§ Written task
Write out the material exactly, without any of its pictures.

§ Data provided
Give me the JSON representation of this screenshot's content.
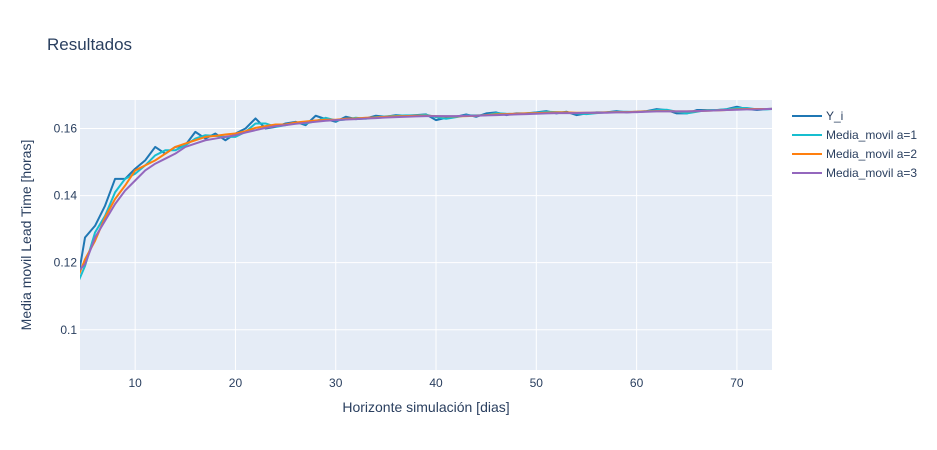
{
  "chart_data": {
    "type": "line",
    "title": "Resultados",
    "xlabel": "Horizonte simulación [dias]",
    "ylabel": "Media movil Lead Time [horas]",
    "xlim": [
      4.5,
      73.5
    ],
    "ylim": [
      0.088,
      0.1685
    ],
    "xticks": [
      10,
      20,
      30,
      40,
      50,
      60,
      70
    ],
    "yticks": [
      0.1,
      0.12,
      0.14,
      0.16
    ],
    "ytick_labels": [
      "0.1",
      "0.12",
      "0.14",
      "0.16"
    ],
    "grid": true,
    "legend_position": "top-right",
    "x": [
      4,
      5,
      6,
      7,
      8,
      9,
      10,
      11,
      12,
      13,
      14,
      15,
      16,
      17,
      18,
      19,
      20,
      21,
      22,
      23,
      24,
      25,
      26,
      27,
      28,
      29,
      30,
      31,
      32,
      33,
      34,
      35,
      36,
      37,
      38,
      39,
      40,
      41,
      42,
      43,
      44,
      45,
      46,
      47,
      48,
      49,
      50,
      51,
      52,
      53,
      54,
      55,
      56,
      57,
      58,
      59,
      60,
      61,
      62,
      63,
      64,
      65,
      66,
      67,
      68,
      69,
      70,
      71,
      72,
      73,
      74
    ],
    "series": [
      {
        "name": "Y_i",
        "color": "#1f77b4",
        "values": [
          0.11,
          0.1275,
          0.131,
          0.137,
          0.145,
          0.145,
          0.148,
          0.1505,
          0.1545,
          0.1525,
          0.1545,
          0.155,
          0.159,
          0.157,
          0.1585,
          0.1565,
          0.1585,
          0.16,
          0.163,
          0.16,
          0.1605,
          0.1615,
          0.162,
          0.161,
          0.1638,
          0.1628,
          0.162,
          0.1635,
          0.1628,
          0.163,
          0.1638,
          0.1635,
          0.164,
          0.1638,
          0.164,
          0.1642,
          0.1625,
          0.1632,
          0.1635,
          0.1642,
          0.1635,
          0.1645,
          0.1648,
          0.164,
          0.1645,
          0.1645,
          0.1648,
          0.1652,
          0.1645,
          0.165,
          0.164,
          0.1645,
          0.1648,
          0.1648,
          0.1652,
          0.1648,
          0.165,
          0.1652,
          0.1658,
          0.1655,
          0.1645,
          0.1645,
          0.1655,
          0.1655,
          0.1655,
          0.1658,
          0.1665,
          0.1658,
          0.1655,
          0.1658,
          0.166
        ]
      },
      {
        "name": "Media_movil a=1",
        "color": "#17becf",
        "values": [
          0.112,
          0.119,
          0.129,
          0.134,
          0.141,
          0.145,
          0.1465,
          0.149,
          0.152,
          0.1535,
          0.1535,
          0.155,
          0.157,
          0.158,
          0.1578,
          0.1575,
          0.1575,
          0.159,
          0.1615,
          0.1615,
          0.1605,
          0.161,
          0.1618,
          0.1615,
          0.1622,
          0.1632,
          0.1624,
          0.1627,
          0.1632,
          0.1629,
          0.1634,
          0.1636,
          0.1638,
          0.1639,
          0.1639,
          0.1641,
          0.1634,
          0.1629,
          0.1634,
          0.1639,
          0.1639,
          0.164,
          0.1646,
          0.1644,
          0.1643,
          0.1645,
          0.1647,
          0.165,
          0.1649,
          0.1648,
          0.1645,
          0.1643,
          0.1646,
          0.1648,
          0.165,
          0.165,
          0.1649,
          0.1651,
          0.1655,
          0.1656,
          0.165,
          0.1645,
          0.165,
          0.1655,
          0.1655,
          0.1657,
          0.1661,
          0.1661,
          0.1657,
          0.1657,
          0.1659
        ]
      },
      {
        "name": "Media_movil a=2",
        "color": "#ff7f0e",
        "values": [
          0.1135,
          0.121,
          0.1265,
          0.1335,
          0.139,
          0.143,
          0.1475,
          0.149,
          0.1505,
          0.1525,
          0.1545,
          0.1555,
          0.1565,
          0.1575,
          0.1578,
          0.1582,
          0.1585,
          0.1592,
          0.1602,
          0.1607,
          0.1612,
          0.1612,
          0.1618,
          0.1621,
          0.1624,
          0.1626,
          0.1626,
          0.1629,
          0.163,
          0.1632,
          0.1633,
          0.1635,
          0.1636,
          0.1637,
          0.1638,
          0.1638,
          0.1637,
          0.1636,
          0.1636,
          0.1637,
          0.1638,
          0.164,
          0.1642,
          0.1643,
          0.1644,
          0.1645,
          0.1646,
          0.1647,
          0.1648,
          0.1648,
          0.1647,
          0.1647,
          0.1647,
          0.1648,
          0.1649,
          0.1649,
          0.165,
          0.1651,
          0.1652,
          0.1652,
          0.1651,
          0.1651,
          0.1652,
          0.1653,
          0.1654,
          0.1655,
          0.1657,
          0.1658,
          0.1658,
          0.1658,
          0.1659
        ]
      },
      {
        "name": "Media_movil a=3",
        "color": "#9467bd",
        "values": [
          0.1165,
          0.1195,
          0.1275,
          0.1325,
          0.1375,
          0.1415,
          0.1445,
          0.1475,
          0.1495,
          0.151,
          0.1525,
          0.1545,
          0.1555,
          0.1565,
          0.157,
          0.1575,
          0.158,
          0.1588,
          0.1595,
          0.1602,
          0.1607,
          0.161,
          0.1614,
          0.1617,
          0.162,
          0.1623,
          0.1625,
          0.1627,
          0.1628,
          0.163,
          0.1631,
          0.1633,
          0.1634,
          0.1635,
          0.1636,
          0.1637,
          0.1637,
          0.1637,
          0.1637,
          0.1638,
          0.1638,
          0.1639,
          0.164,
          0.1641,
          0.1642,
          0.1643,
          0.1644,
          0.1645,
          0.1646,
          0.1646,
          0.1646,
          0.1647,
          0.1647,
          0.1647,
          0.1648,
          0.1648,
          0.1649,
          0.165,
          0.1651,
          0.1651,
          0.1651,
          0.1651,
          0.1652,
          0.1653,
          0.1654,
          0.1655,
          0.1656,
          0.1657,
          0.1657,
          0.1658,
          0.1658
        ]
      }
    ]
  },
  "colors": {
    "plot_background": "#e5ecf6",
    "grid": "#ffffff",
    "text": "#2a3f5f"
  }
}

§ Complete answer
Give me the JSON representation of this screenshot's content.
{
  "chart_data": {
    "type": "line",
    "title": "Resultados",
    "xlabel": "Horizonte simulación [dias]",
    "ylabel": "Media movil Lead Time [horas]",
    "xlim": [
      4.5,
      73.5
    ],
    "ylim": [
      0.088,
      0.1685
    ],
    "xticks": [
      10,
      20,
      30,
      40,
      50,
      60,
      70
    ],
    "yticks": [
      0.1,
      0.12,
      0.14,
      0.16
    ],
    "ytick_labels": [
      "0.1",
      "0.12",
      "0.14",
      "0.16"
    ],
    "grid": true,
    "legend_position": "top-right",
    "x": [
      4,
      5,
      6,
      7,
      8,
      9,
      10,
      11,
      12,
      13,
      14,
      15,
      16,
      17,
      18,
      19,
      20,
      21,
      22,
      23,
      24,
      25,
      26,
      27,
      28,
      29,
      30,
      31,
      32,
      33,
      34,
      35,
      36,
      37,
      38,
      39,
      40,
      41,
      42,
      43,
      44,
      45,
      46,
      47,
      48,
      49,
      50,
      51,
      52,
      53,
      54,
      55,
      56,
      57,
      58,
      59,
      60,
      61,
      62,
      63,
      64,
      65,
      66,
      67,
      68,
      69,
      70,
      71,
      72,
      73,
      74
    ],
    "series": [
      {
        "name": "Y_i",
        "color": "#1f77b4",
        "values": [
          0.11,
          0.1275,
          0.131,
          0.137,
          0.145,
          0.145,
          0.148,
          0.1505,
          0.1545,
          0.1525,
          0.1545,
          0.155,
          0.159,
          0.157,
          0.1585,
          0.1565,
          0.1585,
          0.16,
          0.163,
          0.16,
          0.1605,
          0.1615,
          0.162,
          0.161,
          0.1638,
          0.1628,
          0.162,
          0.1635,
          0.1628,
          0.163,
          0.1638,
          0.1635,
          0.164,
          0.1638,
          0.164,
          0.1642,
          0.1625,
          0.1632,
          0.1635,
          0.1642,
          0.1635,
          0.1645,
          0.1648,
          0.164,
          0.1645,
          0.1645,
          0.1648,
          0.1652,
          0.1645,
          0.165,
          0.164,
          0.1645,
          0.1648,
          0.1648,
          0.1652,
          0.1648,
          0.165,
          0.1652,
          0.1658,
          0.1655,
          0.1645,
          0.1645,
          0.1655,
          0.1655,
          0.1655,
          0.1658,
          0.1665,
          0.1658,
          0.1655,
          0.1658,
          0.166
        ]
      },
      {
        "name": "Media_movil a=1",
        "color": "#17becf",
        "values": [
          0.112,
          0.119,
          0.129,
          0.134,
          0.141,
          0.145,
          0.1465,
          0.149,
          0.152,
          0.1535,
          0.1535,
          0.155,
          0.157,
          0.158,
          0.1578,
          0.1575,
          0.1575,
          0.159,
          0.1615,
          0.1615,
          0.1605,
          0.161,
          0.1618,
          0.1615,
          0.1622,
          0.1632,
          0.1624,
          0.1627,
          0.1632,
          0.1629,
          0.1634,
          0.1636,
          0.1638,
          0.1639,
          0.1639,
          0.1641,
          0.1634,
          0.1629,
          0.1634,
          0.1639,
          0.1639,
          0.164,
          0.1646,
          0.1644,
          0.1643,
          0.1645,
          0.1647,
          0.165,
          0.1649,
          0.1648,
          0.1645,
          0.1643,
          0.1646,
          0.1648,
          0.165,
          0.165,
          0.1649,
          0.1651,
          0.1655,
          0.1656,
          0.165,
          0.1645,
          0.165,
          0.1655,
          0.1655,
          0.1657,
          0.1661,
          0.1661,
          0.1657,
          0.1657,
          0.1659
        ]
      },
      {
        "name": "Media_movil a=2",
        "color": "#ff7f0e",
        "values": [
          0.1135,
          0.121,
          0.1265,
          0.1335,
          0.139,
          0.143,
          0.1475,
          0.149,
          0.1505,
          0.1525,
          0.1545,
          0.1555,
          0.1565,
          0.1575,
          0.1578,
          0.1582,
          0.1585,
          0.1592,
          0.1602,
          0.1607,
          0.1612,
          0.1612,
          0.1618,
          0.1621,
          0.1624,
          0.1626,
          0.1626,
          0.1629,
          0.163,
          0.1632,
          0.1633,
          0.1635,
          0.1636,
          0.1637,
          0.1638,
          0.1638,
          0.1637,
          0.1636,
          0.1636,
          0.1637,
          0.1638,
          0.164,
          0.1642,
          0.1643,
          0.1644,
          0.1645,
          0.1646,
          0.1647,
          0.1648,
          0.1648,
          0.1647,
          0.1647,
          0.1647,
          0.1648,
          0.1649,
          0.1649,
          0.165,
          0.1651,
          0.1652,
          0.1652,
          0.1651,
          0.1651,
          0.1652,
          0.1653,
          0.1654,
          0.1655,
          0.1657,
          0.1658,
          0.1658,
          0.1658,
          0.1659
        ]
      },
      {
        "name": "Media_movil a=3",
        "color": "#9467bd",
        "values": [
          0.1165,
          0.1195,
          0.1275,
          0.1325,
          0.1375,
          0.1415,
          0.1445,
          0.1475,
          0.1495,
          0.151,
          0.1525,
          0.1545,
          0.1555,
          0.1565,
          0.157,
          0.1575,
          0.158,
          0.1588,
          0.1595,
          0.1602,
          0.1607,
          0.161,
          0.1614,
          0.1617,
          0.162,
          0.1623,
          0.1625,
          0.1627,
          0.1628,
          0.163,
          0.1631,
          0.1633,
          0.1634,
          0.1635,
          0.1636,
          0.1637,
          0.1637,
          0.1637,
          0.1637,
          0.1638,
          0.1638,
          0.1639,
          0.164,
          0.1641,
          0.1642,
          0.1643,
          0.1644,
          0.1645,
          0.1646,
          0.1646,
          0.1646,
          0.1647,
          0.1647,
          0.1647,
          0.1648,
          0.1648,
          0.1649,
          0.165,
          0.1651,
          0.1651,
          0.1651,
          0.1651,
          0.1652,
          0.1653,
          0.1654,
          0.1655,
          0.1656,
          0.1657,
          0.1657,
          0.1658,
          0.1658
        ]
      }
    ]
  },
  "colors": {
    "plot_background": "#e5ecf6",
    "grid": "#ffffff",
    "text": "#2a3f5f"
  }
}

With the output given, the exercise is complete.